>> start DATA EXTRACT
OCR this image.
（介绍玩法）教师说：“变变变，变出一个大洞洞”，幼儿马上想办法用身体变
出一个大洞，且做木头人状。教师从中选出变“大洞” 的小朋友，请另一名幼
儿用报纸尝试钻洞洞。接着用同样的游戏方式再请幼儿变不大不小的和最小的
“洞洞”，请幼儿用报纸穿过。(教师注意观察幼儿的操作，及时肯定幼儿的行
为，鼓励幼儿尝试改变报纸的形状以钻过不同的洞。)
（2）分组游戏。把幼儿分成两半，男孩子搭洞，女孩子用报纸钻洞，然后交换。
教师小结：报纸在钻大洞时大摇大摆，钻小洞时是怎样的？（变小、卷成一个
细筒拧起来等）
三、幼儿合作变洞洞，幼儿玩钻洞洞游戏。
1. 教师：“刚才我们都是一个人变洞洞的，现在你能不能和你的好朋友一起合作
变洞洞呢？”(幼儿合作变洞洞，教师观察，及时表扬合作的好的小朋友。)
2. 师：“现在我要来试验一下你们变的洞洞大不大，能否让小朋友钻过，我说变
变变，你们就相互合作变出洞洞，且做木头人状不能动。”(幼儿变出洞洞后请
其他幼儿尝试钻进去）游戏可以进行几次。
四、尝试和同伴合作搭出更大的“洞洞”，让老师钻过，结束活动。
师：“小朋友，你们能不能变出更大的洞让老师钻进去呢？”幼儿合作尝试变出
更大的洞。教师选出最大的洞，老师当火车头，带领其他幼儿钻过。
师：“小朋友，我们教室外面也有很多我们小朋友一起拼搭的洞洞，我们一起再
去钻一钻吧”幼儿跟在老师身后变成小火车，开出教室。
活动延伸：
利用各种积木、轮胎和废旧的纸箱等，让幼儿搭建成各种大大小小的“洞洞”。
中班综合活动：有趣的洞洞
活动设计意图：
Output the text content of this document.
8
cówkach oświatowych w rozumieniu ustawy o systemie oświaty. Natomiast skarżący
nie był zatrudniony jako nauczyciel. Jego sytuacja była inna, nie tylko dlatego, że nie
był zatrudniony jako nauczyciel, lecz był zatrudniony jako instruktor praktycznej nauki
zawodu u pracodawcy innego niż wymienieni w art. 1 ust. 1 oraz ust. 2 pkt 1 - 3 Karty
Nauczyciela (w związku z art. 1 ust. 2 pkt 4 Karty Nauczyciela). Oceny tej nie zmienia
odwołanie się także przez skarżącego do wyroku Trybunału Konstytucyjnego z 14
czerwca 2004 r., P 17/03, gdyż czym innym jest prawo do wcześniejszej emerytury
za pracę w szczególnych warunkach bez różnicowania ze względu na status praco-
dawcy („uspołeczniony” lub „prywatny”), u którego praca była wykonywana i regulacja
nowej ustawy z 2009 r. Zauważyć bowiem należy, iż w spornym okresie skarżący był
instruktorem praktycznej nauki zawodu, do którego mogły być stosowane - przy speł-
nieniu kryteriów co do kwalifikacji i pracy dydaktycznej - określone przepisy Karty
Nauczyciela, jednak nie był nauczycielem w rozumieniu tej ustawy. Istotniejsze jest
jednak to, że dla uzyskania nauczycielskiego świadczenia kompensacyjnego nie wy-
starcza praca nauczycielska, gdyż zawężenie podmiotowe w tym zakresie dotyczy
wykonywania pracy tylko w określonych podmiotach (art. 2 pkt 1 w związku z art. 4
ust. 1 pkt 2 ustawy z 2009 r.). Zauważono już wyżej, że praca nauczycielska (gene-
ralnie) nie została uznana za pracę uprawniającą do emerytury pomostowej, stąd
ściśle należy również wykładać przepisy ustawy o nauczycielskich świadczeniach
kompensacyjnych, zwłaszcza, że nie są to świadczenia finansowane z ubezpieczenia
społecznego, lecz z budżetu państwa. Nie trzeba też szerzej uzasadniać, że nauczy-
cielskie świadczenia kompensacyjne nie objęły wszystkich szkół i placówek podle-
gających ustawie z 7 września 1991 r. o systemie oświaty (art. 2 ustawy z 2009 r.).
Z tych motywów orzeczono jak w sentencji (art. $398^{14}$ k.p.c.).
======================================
>> end DATA EXTRACT
List every line above that contains the word "Nauczyciela".

Nauczyciela (w związku z art. 1 ust. 2 pkt 4 Karty Nauczyciela). Oceny tej nie zmienia
Nauczyciela, jednak nie był nauczycielem w rozumieniu tej ustawy. Istotniejsze jest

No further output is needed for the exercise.